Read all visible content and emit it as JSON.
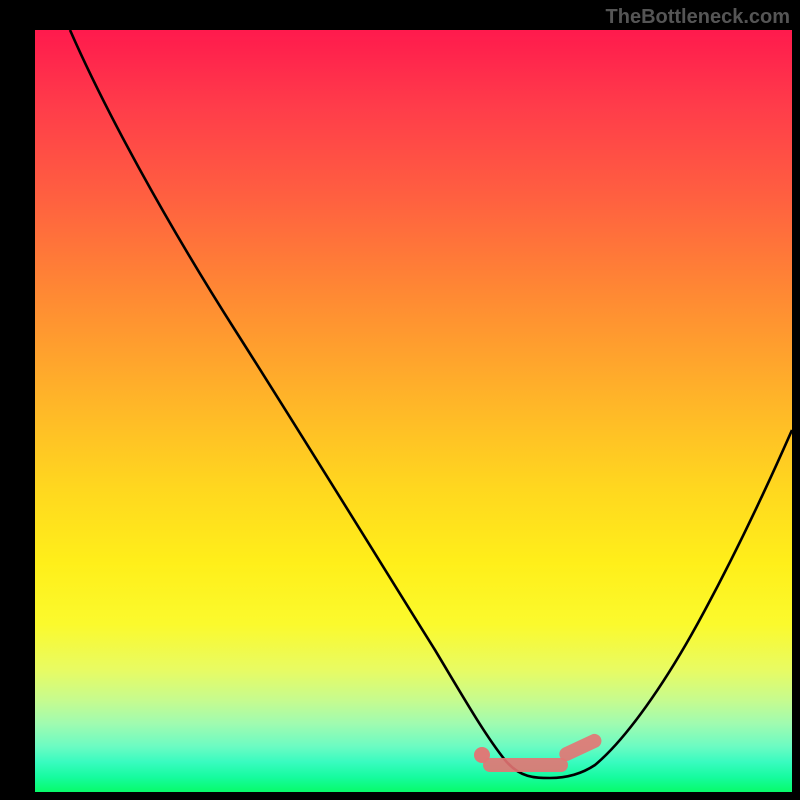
{
  "watermark": "TheBottleneck.com",
  "chart_data": {
    "type": "line",
    "title": "",
    "xlabel": "",
    "ylabel": "",
    "xlim": [
      0,
      100
    ],
    "ylim": [
      0,
      100
    ],
    "x": [
      4.6,
      10,
      20,
      30,
      40,
      50,
      55,
      58,
      60,
      62,
      65,
      70,
      72,
      75,
      80,
      85,
      90,
      95,
      100
    ],
    "values": [
      100,
      87,
      72,
      57,
      42,
      27,
      19,
      13,
      9,
      5.5,
      3,
      2,
      2.5,
      4,
      10,
      20,
      32,
      45,
      58
    ],
    "marker_segment": {
      "x_start": 59,
      "x_end": 74,
      "y": 3
    },
    "marker_dot": {
      "x": 59,
      "y": 4
    },
    "background_gradient": {
      "top_color": "#ff1a4d",
      "bottom_color": "#08fb6a"
    }
  }
}
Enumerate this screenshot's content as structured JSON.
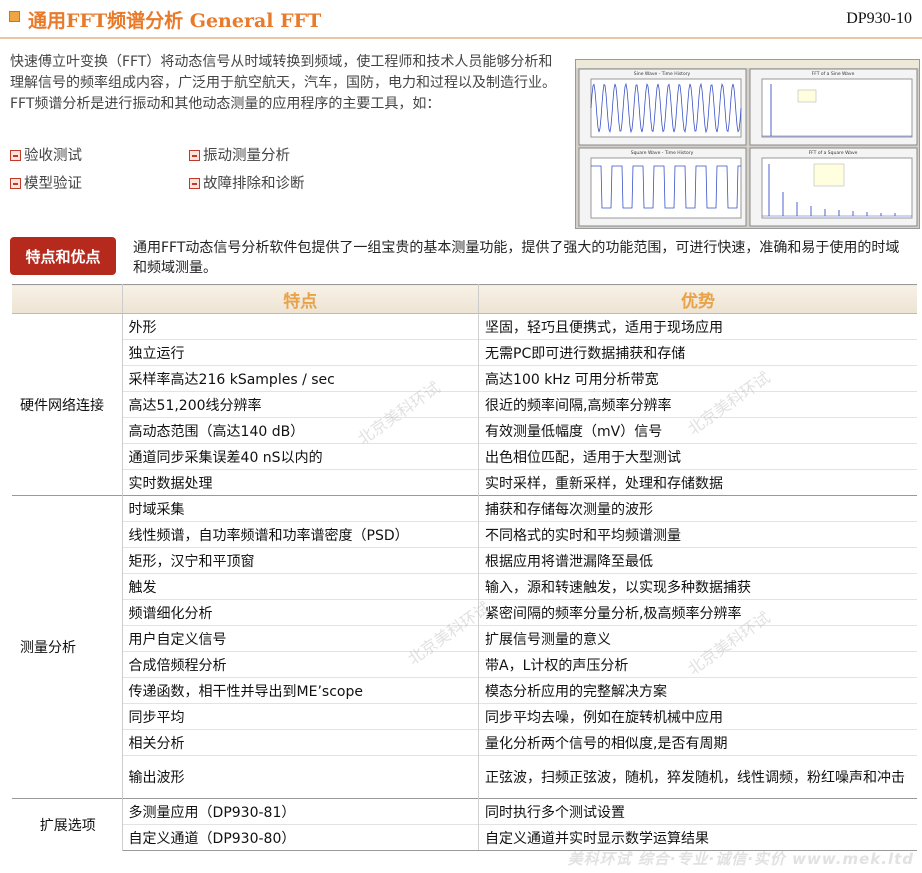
{
  "header": {
    "title": "通用FFT频谱分析 General FFT",
    "code": "DP930-10"
  },
  "intro": {
    "text": "快速傅立叶变换（FFT）将动态信号从时域转换到频域，使工程师和技术人员能够分析和理解信号的频率组成内容，广泛用于航空航天，汽车，国防，电力和过程以及制造行业。 FFT频谱分析是进行振动和其他动态测量的应用程序的主要工具，如：",
    "applications": [
      "验收测试",
      "振动测量分析",
      "模型验证",
      "故障排除和诊断"
    ]
  },
  "screenshot": {
    "panels": [
      "Sine Wave - Time History",
      "FFT of a Sine Wave",
      "Square Wave - Time History",
      "FFT of a Square Wave"
    ]
  },
  "banner": {
    "badge": "特点和优点",
    "text": "通用FFT动态信号分析软件包提供了一组宝贵的基本测量功能，提供了强大的功能范围，可进行快速，准确和易于使用的时域和频域测量。"
  },
  "table": {
    "headers": {
      "feature": "特点",
      "advantage": "优势"
    },
    "groups": [
      {
        "name": "硬件网络连接",
        "rows": [
          {
            "feature": "外形",
            "advantage": "坚固，轻巧且便携式，适用于现场应用"
          },
          {
            "feature": "独立运行",
            "advantage": "无需PC即可进行数据捕获和存储"
          },
          {
            "feature": "采样率高达216 kSamples / sec",
            "advantage": "高达100 kHz 可用分析带宽"
          },
          {
            "feature": "高达51,200线分辨率",
            "advantage": "很近的频率间隔,高频率分辨率"
          },
          {
            "feature": "高动态范围（高达140 dB）",
            "advantage": "有效测量低幅度（mV）信号"
          },
          {
            "feature": "通道同步采集误差40 nS以内的",
            "advantage": "出色相位匹配，适用于大型测试"
          },
          {
            "feature": "实时数据处理",
            "advantage": "实时采样，重新采样，处理和存储数据"
          }
        ]
      },
      {
        "name": "测量分析",
        "rows": [
          {
            "feature": "时域采集",
            "advantage": "捕获和存储每次测量的波形"
          },
          {
            "feature": "线性频谱，自功率频谱和功率谱密度（PSD）",
            "advantage": "不同格式的实时和平均频谱测量"
          },
          {
            "feature": "矩形，汉宁和平顶窗",
            "advantage": "根据应用将谱泄漏降至最低"
          },
          {
            "feature": "触发",
            "advantage": "输入，源和转速触发，以实现多种数据捕获"
          },
          {
            "feature": "频谱细化分析",
            "advantage": "紧密间隔的频率分量分析,极高频率分辨率"
          },
          {
            "feature": "用户自定义信号",
            "advantage": "扩展信号测量的意义"
          },
          {
            "feature": "合成倍频程分析",
            "advantage": "带A，L计权的声压分析"
          },
          {
            "feature": "传递函数，相干性并导出到ME’scope",
            "advantage": "模态分析应用的完整解决方案"
          },
          {
            "feature": "同步平均",
            "advantage": "同步平均去噪，例如在旋转机械中应用"
          },
          {
            "feature": "相关分析",
            "advantage": "量化分析两个信号的相似度,是否有周期"
          },
          {
            "feature": "输出波形",
            "advantage": "正弦波，扫频正弦波，随机，猝发随机，线性调频，粉红噪声和冲击"
          }
        ]
      },
      {
        "name": "扩展选项",
        "rows": [
          {
            "feature": "多测量应用（DP930-81）",
            "advantage": "同时执行多个测试设置"
          },
          {
            "feature": "自定义通道（DP930-80）",
            "advantage": "自定义通道并实时显示数学运算结果"
          }
        ]
      }
    ]
  },
  "watermark": "北京美科环试",
  "footer": "美科环试 综合·专业·诚信·实价 www.mek.ltd",
  "colors": {
    "title": "#e87a2a",
    "badge": "#b52a1c",
    "header_text": "#e8a24a"
  }
}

__SET EXERCISE__. Reproduce the material word for word. Any pictures should be left out of the copy.

__EXERCISE SOLUTION__.
Read all visible content and emit it as JSON.
{
  "watermark": "TheBottleneck.com",
  "chart_data": {
    "type": "line",
    "title": "",
    "xlabel": "",
    "ylabel": "",
    "xlim": [
      0,
      100
    ],
    "ylim": [
      0,
      100
    ],
    "x": [
      4.6,
      10,
      20,
      30,
      40,
      50,
      55,
      58,
      60,
      62,
      65,
      70,
      72,
      75,
      80,
      85,
      90,
      95,
      100
    ],
    "values": [
      100,
      87,
      72,
      57,
      42,
      27,
      19,
      13,
      9,
      5.5,
      3,
      2,
      2.5,
      4,
      10,
      20,
      32,
      45,
      58
    ],
    "marker_segment": {
      "x_start": 59,
      "x_end": 74,
      "y": 3
    },
    "marker_dot": {
      "x": 59,
      "y": 4
    },
    "background_gradient": {
      "top_color": "#ff1a4d",
      "bottom_color": "#08fb6a"
    }
  }
}
Enumerate this screenshot's content as structured JSON.
{
  "header": {
    "title": "通用FFT频谱分析 General FFT",
    "code": "DP930-10"
  },
  "intro": {
    "text": "快速傅立叶变换（FFT）将动态信号从时域转换到频域，使工程师和技术人员能够分析和理解信号的频率组成内容，广泛用于航空航天，汽车，国防，电力和过程以及制造行业。 FFT频谱分析是进行振动和其他动态测量的应用程序的主要工具，如：",
    "applications": [
      "验收测试",
      "振动测量分析",
      "模型验证",
      "故障排除和诊断"
    ]
  },
  "screenshot": {
    "panels": [
      "Sine Wave - Time History",
      "FFT of a Sine Wave",
      "Square Wave - Time History",
      "FFT of a Square Wave"
    ]
  },
  "banner": {
    "badge": "特点和优点",
    "text": "通用FFT动态信号分析软件包提供了一组宝贵的基本测量功能，提供了强大的功能范围，可进行快速，准确和易于使用的时域和频域测量。"
  },
  "table": {
    "headers": {
      "feature": "特点",
      "advantage": "优势"
    },
    "groups": [
      {
        "name": "硬件网络连接",
        "rows": [
          {
            "feature": "外形",
            "advantage": "坚固，轻巧且便携式，适用于现场应用"
          },
          {
            "feature": "独立运行",
            "advantage": "无需PC即可进行数据捕获和存储"
          },
          {
            "feature": "采样率高达216 kSamples / sec",
            "advantage": "高达100 kHz 可用分析带宽"
          },
          {
            "feature": "高达51,200线分辨率",
            "advantage": "很近的频率间隔,高频率分辨率"
          },
          {
            "feature": "高动态范围（高达140 dB）",
            "advantage": "有效测量低幅度（mV）信号"
          },
          {
            "feature": "通道同步采集误差40 nS以内的",
            "advantage": "出色相位匹配，适用于大型测试"
          },
          {
            "feature": "实时数据处理",
            "advantage": "实时采样，重新采样，处理和存储数据"
          }
        ]
      },
      {
        "name": "测量分析",
        "rows": [
          {
            "feature": "时域采集",
            "advantage": "捕获和存储每次测量的波形"
          },
          {
            "feature": "线性频谱，自功率频谱和功率谱密度（PSD）",
            "advantage": "不同格式的实时和平均频谱测量"
          },
          {
            "feature": "矩形，汉宁和平顶窗",
            "advantage": "根据应用将谱泄漏降至最低"
          },
          {
            "feature": "触发",
            "advantage": "输入，源和转速触发，以实现多种数据捕获"
          },
          {
            "feature": "频谱细化分析",
            "advantage": "紧密间隔的频率分量分析,极高频率分辨率"
          },
          {
            "feature": "用户自定义信号",
            "advantage": "扩展信号测量的意义"
          },
          {
            "feature": "合成倍频程分析",
            "advantage": "带A，L计权的声压分析"
          },
          {
            "feature": "传递函数，相干性并导出到ME’scope",
            "advantage": "模态分析应用的完整解决方案"
          },
          {
            "feature": "同步平均",
            "advantage": "同步平均去噪，例如在旋转机械中应用"
          },
          {
            "feature": "相关分析",
            "advantage": "量化分析两个信号的相似度,是否有周期"
          },
          {
            "feature": "输出波形",
            "advantage": "正弦波，扫频正弦波，随机，猝发随机，线性调频，粉红噪声和冲击"
          }
        ]
      },
      {
        "name": "扩展选项",
        "rows": [
          {
            "feature": "多测量应用（DP930-81）",
            "advantage": "同时执行多个测试设置"
          },
          {
            "feature": "自定义通道（DP930-80）",
            "advantage": "自定义通道并实时显示数学运算结果"
          }
        ]
      }
    ]
  },
  "watermark": "北京美科环试",
  "footer": "美科环试 综合·专业·诚信·实价 www.mek.ltd",
  "colors": {
    "title": "#e87a2a",
    "badge": "#b52a1c",
    "header_text": "#e8a24a"
  }
}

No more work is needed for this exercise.